WHAT THE EXERCISE ASKS:
Scan the entries below. List each line with "have".

[Data items]

-*-*-

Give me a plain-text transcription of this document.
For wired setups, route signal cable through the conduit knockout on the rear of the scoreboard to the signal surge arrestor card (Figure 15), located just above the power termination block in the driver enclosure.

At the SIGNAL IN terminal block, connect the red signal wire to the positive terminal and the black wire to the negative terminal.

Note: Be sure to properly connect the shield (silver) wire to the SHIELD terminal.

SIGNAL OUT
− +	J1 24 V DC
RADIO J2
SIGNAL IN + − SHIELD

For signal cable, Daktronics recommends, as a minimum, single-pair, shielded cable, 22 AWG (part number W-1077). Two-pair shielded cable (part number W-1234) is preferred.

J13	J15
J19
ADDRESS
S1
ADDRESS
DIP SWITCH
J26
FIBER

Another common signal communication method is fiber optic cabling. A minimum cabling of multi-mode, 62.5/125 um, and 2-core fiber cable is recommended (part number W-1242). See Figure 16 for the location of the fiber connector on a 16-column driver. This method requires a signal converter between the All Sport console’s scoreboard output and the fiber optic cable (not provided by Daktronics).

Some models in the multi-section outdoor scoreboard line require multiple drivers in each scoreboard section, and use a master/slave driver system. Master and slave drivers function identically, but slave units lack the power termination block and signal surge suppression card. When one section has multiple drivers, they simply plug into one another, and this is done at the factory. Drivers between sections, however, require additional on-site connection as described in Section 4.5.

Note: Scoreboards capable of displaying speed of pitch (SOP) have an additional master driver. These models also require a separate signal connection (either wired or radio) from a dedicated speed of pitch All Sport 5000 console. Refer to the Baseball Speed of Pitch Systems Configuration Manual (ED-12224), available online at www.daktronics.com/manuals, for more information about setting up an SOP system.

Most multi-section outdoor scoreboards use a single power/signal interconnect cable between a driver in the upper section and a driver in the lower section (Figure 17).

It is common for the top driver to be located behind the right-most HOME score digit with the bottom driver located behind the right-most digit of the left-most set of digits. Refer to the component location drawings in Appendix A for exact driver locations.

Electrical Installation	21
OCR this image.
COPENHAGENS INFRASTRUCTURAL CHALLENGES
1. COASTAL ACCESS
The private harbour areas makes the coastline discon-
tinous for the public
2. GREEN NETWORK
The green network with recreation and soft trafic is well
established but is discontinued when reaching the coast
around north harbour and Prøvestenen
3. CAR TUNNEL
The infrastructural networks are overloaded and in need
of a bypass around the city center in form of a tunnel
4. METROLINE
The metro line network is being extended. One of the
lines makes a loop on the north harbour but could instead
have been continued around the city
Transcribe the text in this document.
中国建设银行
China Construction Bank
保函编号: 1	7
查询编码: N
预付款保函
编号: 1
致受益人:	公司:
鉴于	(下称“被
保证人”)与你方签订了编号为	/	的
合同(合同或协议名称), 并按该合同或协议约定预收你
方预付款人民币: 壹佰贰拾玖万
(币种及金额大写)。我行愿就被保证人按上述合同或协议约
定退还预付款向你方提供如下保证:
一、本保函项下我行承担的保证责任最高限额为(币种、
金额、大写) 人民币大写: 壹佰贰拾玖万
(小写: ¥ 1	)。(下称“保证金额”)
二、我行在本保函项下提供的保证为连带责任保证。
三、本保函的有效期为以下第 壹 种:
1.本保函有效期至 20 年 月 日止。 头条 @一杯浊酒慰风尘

-*-*-

TASK OUTPUT:
Note: Scoreboards capable of displaying speed of pitch (SOP) have an additional master driver. These models also require a separate signal connection (either wired or radio) from a dedicated speed of pitch All Sport 5000 console. Refer to the Baseball Speed of Pitch Systems Configuration Manual (ED-12224), available online at www.daktronics.com/manuals, for more information about setting up an SOP system.
have been continued around the city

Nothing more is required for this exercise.